(begin)
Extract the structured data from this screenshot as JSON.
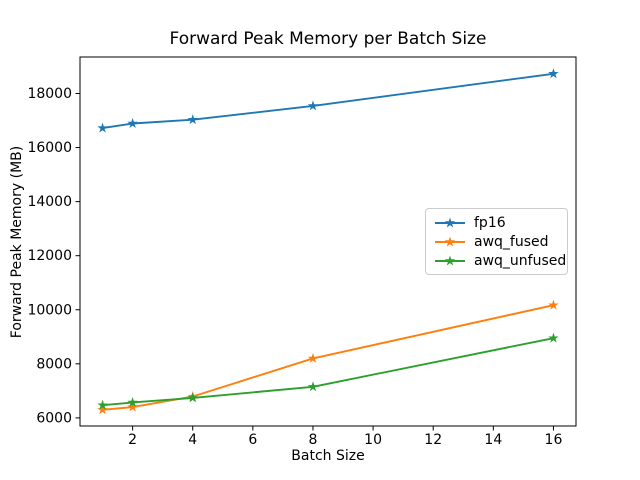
{
  "chart_data": {
    "type": "line",
    "title": "Forward Peak Memory per Batch Size",
    "xlabel": "Batch Size",
    "ylabel": "Forward Peak Memory (MB)",
    "x": [
      1,
      2,
      4,
      8,
      16
    ],
    "series": [
      {
        "name": "fp16",
        "color": "#1f77b4",
        "values": [
          16720,
          16890,
          17030,
          17540,
          18730
        ]
      },
      {
        "name": "awq_fused",
        "color": "#ff7f0e",
        "values": [
          6300,
          6400,
          6790,
          8200,
          10170
        ]
      },
      {
        "name": "awq_unfused",
        "color": "#2ca02c",
        "values": [
          6470,
          6570,
          6740,
          7150,
          8950
        ]
      }
    ],
    "xticks": [
      2,
      4,
      6,
      8,
      10,
      12,
      14,
      16
    ],
    "yticks": [
      6000,
      8000,
      10000,
      12000,
      14000,
      16000,
      18000
    ],
    "xlim": [
      0.25,
      16.75
    ],
    "ylim": [
      5700,
      19350
    ],
    "marker": "star",
    "grid": false,
    "legend_position": "center-right",
    "axis_color": "#000000",
    "background_color": "#ffffff"
  }
}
(end)
» **What the task asks**:
Restate the whole listing above exactly, except for its images.

» **Result below**:
Extract the structured data from this screenshot as JSON.
{
  "chart_data": {
    "type": "line",
    "title": "Forward Peak Memory per Batch Size",
    "xlabel": "Batch Size",
    "ylabel": "Forward Peak Memory (MB)",
    "x": [
      1,
      2,
      4,
      8,
      16
    ],
    "series": [
      {
        "name": "fp16",
        "color": "#1f77b4",
        "values": [
          16720,
          16890,
          17030,
          17540,
          18730
        ]
      },
      {
        "name": "awq_fused",
        "color": "#ff7f0e",
        "values": [
          6300,
          6400,
          6790,
          8200,
          10170
        ]
      },
      {
        "name": "awq_unfused",
        "color": "#2ca02c",
        "values": [
          6470,
          6570,
          6740,
          7150,
          8950
        ]
      }
    ],
    "xticks": [
      2,
      4,
      6,
      8,
      10,
      12,
      14,
      16
    ],
    "yticks": [
      6000,
      8000,
      10000,
      12000,
      14000,
      16000,
      18000
    ],
    "xlim": [
      0.25,
      16.75
    ],
    "ylim": [
      5700,
      19350
    ],
    "marker": "star",
    "grid": false,
    "legend_position": "center-right",
    "axis_color": "#000000",
    "background_color": "#ffffff"
  }
}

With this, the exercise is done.